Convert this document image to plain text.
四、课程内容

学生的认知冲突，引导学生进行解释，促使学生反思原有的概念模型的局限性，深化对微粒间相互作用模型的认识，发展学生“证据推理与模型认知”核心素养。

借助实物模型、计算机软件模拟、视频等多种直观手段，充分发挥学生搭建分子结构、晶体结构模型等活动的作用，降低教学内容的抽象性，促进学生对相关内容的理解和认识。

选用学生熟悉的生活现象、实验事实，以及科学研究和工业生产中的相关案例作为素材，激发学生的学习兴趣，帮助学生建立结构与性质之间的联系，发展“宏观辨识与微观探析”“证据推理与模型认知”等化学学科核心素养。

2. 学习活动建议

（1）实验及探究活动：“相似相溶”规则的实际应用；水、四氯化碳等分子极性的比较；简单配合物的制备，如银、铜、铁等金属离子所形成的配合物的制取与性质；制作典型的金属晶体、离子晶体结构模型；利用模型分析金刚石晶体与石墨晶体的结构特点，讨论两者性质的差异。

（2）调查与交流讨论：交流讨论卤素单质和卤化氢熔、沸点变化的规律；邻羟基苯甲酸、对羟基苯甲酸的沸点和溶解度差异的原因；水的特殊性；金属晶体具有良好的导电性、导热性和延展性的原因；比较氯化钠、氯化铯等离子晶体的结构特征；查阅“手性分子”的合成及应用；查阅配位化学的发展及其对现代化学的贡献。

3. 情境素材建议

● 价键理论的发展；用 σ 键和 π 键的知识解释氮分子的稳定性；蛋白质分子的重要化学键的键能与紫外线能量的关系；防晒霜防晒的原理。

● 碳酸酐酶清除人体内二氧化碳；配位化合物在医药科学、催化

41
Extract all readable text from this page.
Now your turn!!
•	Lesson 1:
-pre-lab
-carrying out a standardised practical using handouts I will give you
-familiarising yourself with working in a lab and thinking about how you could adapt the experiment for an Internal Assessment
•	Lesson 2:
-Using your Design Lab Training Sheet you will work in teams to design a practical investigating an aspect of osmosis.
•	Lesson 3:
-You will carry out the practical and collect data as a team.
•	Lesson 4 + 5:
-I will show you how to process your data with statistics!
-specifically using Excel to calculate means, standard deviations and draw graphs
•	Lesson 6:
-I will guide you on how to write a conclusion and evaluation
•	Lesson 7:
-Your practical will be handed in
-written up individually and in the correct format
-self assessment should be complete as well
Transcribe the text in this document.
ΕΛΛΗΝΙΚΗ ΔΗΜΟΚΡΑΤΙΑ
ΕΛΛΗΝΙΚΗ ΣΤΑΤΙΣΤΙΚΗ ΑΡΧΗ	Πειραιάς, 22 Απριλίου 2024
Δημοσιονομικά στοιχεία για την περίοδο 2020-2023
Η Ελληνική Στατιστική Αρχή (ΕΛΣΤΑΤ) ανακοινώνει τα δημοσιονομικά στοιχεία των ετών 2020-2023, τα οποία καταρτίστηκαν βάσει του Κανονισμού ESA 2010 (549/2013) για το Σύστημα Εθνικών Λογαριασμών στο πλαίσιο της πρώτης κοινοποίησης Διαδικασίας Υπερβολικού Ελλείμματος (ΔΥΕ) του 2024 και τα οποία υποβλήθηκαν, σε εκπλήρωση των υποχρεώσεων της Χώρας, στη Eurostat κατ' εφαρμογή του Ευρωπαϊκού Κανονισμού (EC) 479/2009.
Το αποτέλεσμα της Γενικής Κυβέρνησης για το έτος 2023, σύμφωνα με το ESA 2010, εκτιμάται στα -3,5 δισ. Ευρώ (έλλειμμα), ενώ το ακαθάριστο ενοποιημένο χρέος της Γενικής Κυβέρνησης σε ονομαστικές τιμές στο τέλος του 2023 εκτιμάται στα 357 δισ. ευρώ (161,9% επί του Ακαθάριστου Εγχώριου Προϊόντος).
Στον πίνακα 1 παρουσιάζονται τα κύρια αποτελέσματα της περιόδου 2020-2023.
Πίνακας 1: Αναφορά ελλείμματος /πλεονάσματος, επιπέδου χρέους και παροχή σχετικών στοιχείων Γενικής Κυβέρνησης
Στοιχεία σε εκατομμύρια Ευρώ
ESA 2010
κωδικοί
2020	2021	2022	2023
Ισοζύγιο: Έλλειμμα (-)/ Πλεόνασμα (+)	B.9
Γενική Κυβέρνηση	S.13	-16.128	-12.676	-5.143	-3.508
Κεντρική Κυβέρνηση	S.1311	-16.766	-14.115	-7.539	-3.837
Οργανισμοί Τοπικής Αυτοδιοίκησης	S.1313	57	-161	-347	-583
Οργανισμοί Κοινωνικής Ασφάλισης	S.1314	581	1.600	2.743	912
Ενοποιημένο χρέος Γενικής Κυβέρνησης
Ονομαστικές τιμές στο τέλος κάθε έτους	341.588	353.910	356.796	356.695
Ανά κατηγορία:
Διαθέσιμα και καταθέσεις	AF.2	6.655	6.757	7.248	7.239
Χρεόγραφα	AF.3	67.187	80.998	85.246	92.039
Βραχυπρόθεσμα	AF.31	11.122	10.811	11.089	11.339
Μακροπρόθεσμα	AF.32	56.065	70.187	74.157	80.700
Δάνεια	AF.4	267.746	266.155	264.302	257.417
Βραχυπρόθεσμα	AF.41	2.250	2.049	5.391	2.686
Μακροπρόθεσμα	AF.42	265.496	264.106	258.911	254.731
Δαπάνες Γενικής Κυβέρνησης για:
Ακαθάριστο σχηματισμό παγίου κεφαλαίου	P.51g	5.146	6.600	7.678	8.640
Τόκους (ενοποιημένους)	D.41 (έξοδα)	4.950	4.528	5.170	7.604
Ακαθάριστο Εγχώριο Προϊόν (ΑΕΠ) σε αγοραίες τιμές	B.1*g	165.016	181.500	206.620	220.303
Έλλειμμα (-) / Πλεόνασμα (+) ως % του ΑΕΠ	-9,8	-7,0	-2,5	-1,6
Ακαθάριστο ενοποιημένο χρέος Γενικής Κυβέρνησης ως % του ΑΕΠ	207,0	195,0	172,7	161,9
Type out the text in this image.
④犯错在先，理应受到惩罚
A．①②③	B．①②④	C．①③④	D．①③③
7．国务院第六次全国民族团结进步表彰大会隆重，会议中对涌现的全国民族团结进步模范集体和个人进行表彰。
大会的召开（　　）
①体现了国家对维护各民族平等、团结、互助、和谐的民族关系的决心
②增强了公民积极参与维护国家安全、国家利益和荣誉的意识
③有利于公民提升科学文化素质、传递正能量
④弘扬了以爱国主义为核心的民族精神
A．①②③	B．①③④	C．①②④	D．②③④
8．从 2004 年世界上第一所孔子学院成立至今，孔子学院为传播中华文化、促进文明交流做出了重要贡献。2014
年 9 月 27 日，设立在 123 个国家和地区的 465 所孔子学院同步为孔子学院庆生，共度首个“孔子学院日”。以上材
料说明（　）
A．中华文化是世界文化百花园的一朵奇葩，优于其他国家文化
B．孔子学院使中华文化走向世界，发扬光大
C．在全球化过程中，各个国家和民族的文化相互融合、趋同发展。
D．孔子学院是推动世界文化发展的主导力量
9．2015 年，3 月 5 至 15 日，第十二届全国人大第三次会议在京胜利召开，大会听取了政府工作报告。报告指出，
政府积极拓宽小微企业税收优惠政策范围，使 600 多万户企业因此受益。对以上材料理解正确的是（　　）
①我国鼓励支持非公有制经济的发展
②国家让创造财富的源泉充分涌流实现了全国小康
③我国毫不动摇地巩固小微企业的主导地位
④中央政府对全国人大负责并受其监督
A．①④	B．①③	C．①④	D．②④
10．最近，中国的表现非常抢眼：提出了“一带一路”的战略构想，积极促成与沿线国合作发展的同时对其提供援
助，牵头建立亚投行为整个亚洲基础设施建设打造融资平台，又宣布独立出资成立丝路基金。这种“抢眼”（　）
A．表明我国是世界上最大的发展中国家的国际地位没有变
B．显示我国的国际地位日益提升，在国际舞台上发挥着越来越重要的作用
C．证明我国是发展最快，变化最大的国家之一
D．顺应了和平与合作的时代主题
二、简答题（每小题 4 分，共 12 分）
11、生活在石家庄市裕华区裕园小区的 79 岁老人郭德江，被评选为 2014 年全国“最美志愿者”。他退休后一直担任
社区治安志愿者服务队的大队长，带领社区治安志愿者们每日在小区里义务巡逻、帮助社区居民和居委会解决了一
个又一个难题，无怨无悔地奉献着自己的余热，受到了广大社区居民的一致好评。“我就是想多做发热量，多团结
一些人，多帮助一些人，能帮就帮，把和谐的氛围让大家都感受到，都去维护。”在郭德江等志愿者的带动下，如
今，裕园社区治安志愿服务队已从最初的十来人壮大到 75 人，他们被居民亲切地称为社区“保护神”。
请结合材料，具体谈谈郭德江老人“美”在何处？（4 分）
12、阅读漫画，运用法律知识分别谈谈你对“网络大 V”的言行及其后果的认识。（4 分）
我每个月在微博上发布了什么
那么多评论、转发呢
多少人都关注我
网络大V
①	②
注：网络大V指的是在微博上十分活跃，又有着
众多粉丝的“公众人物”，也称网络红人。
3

○ ○ ○

Show the lines of the records that contain the word "will".

--- Output for this exercise ---
-carrying out a standardised practical using handouts I will give you
-Using your Design Lab Training Sheet you will work in teams to design a practical investigating an aspect of osmosis.
-You will carry out the practical and collect data as a team.
-I will show you how to process your data with statistics!
-I will guide you on how to write a conclusion and evaluation
-Your practical will be handed in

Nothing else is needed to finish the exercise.